Stored data
+ + + +
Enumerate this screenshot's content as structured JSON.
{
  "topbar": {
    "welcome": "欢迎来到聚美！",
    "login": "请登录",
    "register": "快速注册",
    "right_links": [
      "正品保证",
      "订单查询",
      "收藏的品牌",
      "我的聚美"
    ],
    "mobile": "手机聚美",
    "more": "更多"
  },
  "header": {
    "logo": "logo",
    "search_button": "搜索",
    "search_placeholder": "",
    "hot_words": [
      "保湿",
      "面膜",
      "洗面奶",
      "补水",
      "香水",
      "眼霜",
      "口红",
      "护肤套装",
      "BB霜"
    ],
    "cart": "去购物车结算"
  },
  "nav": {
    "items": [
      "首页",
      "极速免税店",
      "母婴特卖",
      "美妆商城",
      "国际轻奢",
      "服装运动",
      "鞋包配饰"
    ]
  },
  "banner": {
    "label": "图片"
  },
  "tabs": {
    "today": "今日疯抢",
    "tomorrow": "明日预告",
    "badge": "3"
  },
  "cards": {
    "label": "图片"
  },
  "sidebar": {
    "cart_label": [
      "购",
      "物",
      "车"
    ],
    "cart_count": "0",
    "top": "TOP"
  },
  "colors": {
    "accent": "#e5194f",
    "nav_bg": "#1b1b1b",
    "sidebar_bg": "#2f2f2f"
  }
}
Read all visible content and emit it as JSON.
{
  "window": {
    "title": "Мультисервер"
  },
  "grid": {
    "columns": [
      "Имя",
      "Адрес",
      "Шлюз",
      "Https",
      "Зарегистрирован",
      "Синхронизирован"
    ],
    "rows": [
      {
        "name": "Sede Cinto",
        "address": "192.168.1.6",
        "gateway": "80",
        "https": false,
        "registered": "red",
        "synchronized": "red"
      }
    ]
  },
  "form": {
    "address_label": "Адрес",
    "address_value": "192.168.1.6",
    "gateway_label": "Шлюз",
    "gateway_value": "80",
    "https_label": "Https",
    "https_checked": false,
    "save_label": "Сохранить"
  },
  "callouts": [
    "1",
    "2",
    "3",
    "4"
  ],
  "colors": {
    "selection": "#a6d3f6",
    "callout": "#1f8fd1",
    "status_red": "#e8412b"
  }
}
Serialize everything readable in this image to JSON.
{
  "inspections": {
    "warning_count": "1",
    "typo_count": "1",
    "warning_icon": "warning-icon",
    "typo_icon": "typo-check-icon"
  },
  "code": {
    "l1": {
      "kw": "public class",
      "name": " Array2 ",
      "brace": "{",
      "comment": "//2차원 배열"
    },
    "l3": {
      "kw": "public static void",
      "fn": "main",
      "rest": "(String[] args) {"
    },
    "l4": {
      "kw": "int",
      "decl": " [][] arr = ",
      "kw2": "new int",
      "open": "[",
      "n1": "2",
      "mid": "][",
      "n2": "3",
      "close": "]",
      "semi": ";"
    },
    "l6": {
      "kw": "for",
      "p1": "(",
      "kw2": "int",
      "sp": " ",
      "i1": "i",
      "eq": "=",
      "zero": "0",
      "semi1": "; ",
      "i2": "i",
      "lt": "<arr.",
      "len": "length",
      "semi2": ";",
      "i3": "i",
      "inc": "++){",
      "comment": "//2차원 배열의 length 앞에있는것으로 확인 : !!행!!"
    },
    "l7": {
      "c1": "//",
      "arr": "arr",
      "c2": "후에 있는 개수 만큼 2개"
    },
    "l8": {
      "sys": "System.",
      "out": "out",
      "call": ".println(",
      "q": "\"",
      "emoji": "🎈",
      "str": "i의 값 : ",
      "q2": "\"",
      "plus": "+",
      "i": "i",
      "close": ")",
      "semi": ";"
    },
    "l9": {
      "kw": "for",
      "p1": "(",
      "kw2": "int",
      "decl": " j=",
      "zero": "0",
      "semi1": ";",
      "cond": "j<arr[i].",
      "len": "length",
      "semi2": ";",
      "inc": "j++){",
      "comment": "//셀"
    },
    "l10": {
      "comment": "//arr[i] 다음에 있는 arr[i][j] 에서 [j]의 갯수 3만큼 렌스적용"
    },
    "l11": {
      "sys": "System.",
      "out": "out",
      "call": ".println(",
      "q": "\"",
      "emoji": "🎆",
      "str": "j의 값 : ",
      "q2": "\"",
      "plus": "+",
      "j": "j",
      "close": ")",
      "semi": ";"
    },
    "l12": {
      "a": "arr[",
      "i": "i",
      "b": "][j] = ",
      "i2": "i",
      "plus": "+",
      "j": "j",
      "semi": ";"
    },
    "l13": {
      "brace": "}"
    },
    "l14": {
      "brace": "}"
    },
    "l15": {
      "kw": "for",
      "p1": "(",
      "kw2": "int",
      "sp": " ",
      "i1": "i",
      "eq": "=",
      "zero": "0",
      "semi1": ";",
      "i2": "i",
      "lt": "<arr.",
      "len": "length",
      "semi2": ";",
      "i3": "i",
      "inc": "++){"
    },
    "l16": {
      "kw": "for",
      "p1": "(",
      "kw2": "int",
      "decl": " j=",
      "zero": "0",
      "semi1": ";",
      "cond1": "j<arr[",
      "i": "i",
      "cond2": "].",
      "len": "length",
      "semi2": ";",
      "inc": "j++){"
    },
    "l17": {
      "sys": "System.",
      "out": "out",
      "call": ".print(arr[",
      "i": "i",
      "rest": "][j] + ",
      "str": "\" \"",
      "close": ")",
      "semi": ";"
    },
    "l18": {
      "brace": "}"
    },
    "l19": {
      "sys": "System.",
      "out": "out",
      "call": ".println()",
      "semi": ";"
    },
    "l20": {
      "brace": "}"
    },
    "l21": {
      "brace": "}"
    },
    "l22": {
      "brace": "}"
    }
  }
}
+ + + +
Restate the data above exactly, keeping each word as it stands.

Enumerate this screenshot's content as structured JSON.
{
  "topbar": {
    "welcome": "欢迎来到聚美！",
    "login": "请登录",
    "register": "快速注册",
    "right_links": [
      "正品保证",
      "订单查询",
      "收藏的品牌",
      "我的聚美"
    ],
    "mobile": "手机聚美",
    "more": "更多"
  },
  "header": {
    "logo": "logo",
    "search_button": "搜索",
    "search_placeholder": "",
    "hot_words": [
      "保湿",
      "面膜",
      "洗面奶",
      "补水",
      "香水",
      "眼霜",
      "口红",
      "护肤套装",
      "BB霜"
    ],
    "cart": "去购物车结算"
  },
  "nav": {
    "items": [
      "首页",
      "极速免税店",
      "母婴特卖",
      "美妆商城",
      "国际轻奢",
      "服装运动",
      "鞋包配饰"
    ]
  },
  "banner": {
    "label": "图片"
  },
  "tabs": {
    "today": "今日疯抢",
    "tomorrow": "明日预告",
    "badge": "3"
  },
  "cards": {
    "label": "图片"
  },
  "sidebar": {
    "cart_label": [
      "购",
      "物",
      "车"
    ],
    "cart_count": "0",
    "top": "TOP"
  },
  "colors": {
    "accent": "#e5194f",
    "nav_bg": "#1b1b1b",
    "sidebar_bg": "#2f2f2f"
  }
}
Read all visible content and emit it as JSON.
{
  "window": {
    "title": "Мультисервер"
  },
  "grid": {
    "columns": [
      "Имя",
      "Адрес",
      "Шлюз",
      "Https",
      "Зарегистрирован",
      "Синхронизирован"
    ],
    "rows": [
      {
        "name": "Sede Cinto",
        "address": "192.168.1.6",
        "gateway": "80",
        "https": false,
        "registered": "red",
        "synchronized": "red"
      }
    ]
  },
  "form": {
    "address_label": "Адрес",
    "address_value": "192.168.1.6",
    "gateway_label": "Шлюз",
    "gateway_value": "80",
    "https_label": "Https",
    "https_checked": false,
    "save_label": "Сохранить"
  },
  "callouts": [
    "1",
    "2",
    "3",
    "4"
  ],
  "colors": {
    "selection": "#a6d3f6",
    "callout": "#1f8fd1",
    "status_red": "#e8412b"
  }
}
Serialize everything readable in this image to JSON.
{
  "inspections": {
    "warning_count": "1",
    "typo_count": "1",
    "warning_icon": "warning-icon",
    "typo_icon": "typo-check-icon"
  },
  "code": {
    "l1": {
      "kw": "public class",
      "name": " Array2 ",
      "brace": "{",
      "comment": "//2차원 배열"
    },
    "l3": {
      "kw": "public static void",
      "fn": "main",
      "rest": "(String[] args) {"
    },
    "l4": {
      "kw": "int",
      "decl": " [][] arr = ",
      "kw2": "new int",
      "open": "[",
      "n1": "2",
      "mid": "][",
      "n2": "3",
      "close": "]",
      "semi": ";"
    },
    "l6": {
      "kw": "for",
      "p1": "(",
      "kw2": "int",
      "sp": " ",
      "i1": "i",
      "eq": "=",
      "zero": "0",
      "semi1": "; ",
      "i2": "i",
      "lt": "<arr.",
      "len": "length",
      "semi2": ";",
      "i3": "i",
      "inc": "++){",
      "comment": "//2차원 배열의 length 앞에있는것으로 확인 : !!행!!"
    },
    "l7": {
      "c1": "//",
      "arr": "arr",
      "c2": "후에 있는 개수 만큼 2개"
    },
    "l8": {
      "sys": "System.",
      "out": "out",
      "call": ".println(",
      "q": "\"",
      "emoji": "🎈",
      "str": "i의 값 : ",
      "q2": "\"",
      "plus": "+",
      "i": "i",
      "close": ")",
      "semi": ";"
    },
    "l9": {
      "kw": "for",
      "p1": "(",
      "kw2": "int",
      "decl": " j=",
      "zero": "0",
      "semi1": ";",
      "cond": "j<arr[i].",
      "len": "length",
      "semi2": ";",
      "inc": "j++){",
      "comment": "//셀"
    },
    "l10": {
      "comment": "//arr[i] 다음에 있는 arr[i][j] 에서 [j]의 갯수 3만큼 렌스적용"
    },
    "l11": {
      "sys": "System.",
      "out": "out",
      "call": ".println(",
      "q": "\"",
      "emoji": "🎆",
      "str": "j의 값 : ",
      "q2": "\"",
      "plus": "+",
      "j": "j",
      "close": ")",
      "semi": ";"
    },
    "l12": {
      "a": "arr[",
      "i": "i",
      "b": "][j] = ",
      "i2": "i",
      "plus": "+",
      "j": "j",
      "semi": ";"
    },
    "l13": {
      "brace": "}"
    },
    "l14": {
      "brace": "}"
    },
    "l15": {
      "kw": "for",
      "p1": "(",
      "kw2": "int",
      "sp": " ",
      "i1": "i",
      "eq": "=",
      "zero": "0",
      "semi1": ";",
      "i2": "i",
      "lt": "<arr.",
      "len": "length",
      "semi2": ";",
      "i3": "i",
      "inc": "++){"
    },
    "l16": {
      "kw": "for",
      "p1": "(",
      "kw2": "int",
      "decl": " j=",
      "zero": "0",
      "semi1": ";",
      "cond1": "j<arr[",
      "i": "i",
      "cond2": "].",
      "len": "length",
      "semi2": ";",
      "inc": "j++){"
    },
    "l17": {
      "sys": "System.",
      "out": "out",
      "call": ".print(arr[",
      "i": "i",
      "rest": "][j] + ",
      "str": "\" \"",
      "close": ")",
      "semi": ";"
    },
    "l18": {
      "brace": "}"
    },
    "l19": {
      "sys": "System.",
      "out": "out",
      "call": ".println()",
      "semi": ";"
    },
    "l20": {
      "brace": "}"
    },
    "l21": {
      "brace": "}"
    },
    "l22": {
      "brace": "}"
    }
  }
}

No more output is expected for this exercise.